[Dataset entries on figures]
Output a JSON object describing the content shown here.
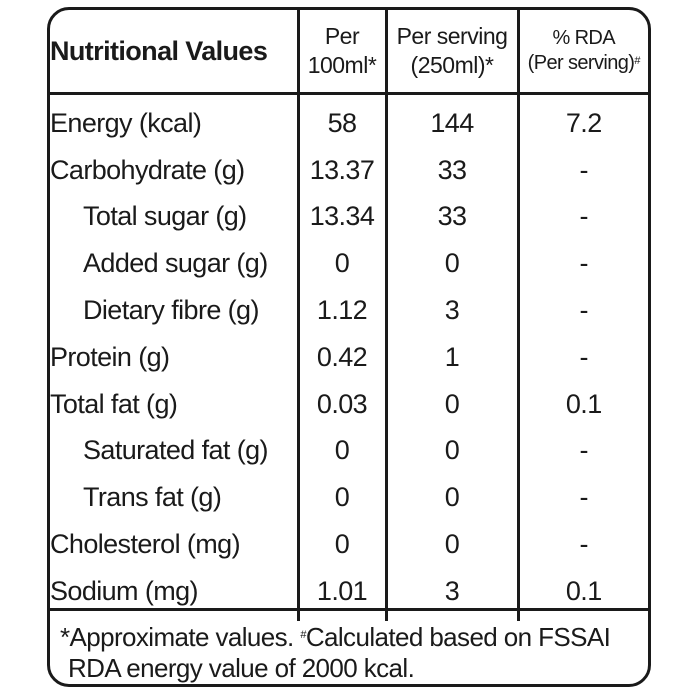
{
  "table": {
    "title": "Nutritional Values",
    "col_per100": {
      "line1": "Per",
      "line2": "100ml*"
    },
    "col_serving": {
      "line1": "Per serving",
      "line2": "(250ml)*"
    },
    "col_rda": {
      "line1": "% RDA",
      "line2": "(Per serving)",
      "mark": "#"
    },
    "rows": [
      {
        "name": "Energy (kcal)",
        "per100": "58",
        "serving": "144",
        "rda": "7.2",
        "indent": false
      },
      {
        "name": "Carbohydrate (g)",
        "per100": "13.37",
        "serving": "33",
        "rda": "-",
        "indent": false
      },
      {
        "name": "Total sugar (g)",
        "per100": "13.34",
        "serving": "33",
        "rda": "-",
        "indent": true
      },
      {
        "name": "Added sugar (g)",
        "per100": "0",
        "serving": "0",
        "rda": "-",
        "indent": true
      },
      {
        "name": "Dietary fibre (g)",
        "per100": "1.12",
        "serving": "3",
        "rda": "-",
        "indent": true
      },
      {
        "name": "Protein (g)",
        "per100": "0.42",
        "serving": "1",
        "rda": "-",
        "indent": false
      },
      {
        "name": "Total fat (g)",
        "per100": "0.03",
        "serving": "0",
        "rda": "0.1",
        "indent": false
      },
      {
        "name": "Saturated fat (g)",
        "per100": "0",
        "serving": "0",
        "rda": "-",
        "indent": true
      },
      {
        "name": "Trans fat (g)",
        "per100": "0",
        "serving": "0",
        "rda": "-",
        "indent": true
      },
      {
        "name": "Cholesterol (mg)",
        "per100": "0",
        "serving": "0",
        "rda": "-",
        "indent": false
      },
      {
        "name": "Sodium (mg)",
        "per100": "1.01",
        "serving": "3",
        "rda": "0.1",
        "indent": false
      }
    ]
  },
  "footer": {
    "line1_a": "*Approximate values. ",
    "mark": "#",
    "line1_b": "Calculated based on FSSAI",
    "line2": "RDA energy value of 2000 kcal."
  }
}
* * *
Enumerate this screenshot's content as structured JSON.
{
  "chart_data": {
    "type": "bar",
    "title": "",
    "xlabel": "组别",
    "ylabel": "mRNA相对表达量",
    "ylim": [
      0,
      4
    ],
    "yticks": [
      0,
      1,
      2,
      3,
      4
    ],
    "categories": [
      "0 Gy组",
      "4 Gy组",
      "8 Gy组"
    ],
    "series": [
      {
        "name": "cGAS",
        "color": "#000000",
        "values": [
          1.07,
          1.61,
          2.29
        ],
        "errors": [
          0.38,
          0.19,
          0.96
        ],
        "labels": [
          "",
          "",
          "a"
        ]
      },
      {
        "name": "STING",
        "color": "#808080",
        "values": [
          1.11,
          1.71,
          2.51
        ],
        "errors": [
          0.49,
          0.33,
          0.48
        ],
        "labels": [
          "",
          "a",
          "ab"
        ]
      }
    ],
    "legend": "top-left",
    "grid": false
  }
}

» What you should do
Each line above that holds the string "kcal" should be copied and shown.

» Output
        "name": "Energy (kcal)",
    "line2": "RDA energy value of 2000 kcal."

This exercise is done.